■ Brief
Which lines of the entries hold the string "bild"? Copy each one.

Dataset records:
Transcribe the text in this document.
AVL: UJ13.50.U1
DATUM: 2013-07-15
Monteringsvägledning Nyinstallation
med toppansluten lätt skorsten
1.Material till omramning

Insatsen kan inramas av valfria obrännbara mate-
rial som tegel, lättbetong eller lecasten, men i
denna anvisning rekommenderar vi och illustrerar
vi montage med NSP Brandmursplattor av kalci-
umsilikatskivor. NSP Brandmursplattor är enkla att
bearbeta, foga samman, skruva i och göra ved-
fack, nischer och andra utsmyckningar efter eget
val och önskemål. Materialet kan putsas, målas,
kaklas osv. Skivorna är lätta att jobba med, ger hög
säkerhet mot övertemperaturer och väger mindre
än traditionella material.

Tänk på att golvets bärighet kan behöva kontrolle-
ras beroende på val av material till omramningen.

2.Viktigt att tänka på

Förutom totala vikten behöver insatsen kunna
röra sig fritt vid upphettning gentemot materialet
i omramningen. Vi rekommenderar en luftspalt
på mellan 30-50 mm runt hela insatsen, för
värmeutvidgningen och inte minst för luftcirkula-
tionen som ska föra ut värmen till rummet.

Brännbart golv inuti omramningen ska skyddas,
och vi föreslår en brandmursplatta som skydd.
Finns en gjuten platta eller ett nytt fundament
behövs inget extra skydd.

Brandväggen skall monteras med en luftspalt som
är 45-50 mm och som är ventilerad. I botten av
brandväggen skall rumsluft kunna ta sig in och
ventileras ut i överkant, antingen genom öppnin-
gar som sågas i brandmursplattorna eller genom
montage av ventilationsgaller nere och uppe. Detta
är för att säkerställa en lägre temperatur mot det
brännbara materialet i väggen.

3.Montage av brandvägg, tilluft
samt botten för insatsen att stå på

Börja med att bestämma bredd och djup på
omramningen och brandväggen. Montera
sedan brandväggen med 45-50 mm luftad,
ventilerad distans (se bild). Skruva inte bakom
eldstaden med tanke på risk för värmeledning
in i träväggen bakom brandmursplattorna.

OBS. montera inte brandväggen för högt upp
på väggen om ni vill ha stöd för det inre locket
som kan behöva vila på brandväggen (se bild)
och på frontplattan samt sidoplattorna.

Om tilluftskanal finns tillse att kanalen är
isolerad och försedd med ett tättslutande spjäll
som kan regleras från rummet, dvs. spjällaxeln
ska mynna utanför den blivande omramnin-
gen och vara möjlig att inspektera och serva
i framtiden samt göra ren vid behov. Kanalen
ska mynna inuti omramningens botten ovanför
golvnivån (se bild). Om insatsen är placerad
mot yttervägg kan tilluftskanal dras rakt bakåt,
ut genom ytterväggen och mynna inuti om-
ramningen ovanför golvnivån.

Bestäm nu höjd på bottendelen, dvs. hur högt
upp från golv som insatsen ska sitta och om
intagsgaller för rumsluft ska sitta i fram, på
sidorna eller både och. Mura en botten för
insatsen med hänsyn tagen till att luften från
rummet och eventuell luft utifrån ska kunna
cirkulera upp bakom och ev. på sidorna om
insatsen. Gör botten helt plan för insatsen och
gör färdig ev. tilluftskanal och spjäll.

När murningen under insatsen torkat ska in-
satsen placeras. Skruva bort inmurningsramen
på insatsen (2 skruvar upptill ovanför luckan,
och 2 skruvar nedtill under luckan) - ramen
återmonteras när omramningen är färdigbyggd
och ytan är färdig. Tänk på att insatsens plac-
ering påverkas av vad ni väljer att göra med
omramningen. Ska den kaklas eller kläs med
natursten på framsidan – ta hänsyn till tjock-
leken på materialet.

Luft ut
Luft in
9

■ Output for this task
ventilerad distans (se bild). Skruva inte bakom
som kan behöva vila på brandväggen (se bild)
golvnivån (se bild). Om insatsen är placerad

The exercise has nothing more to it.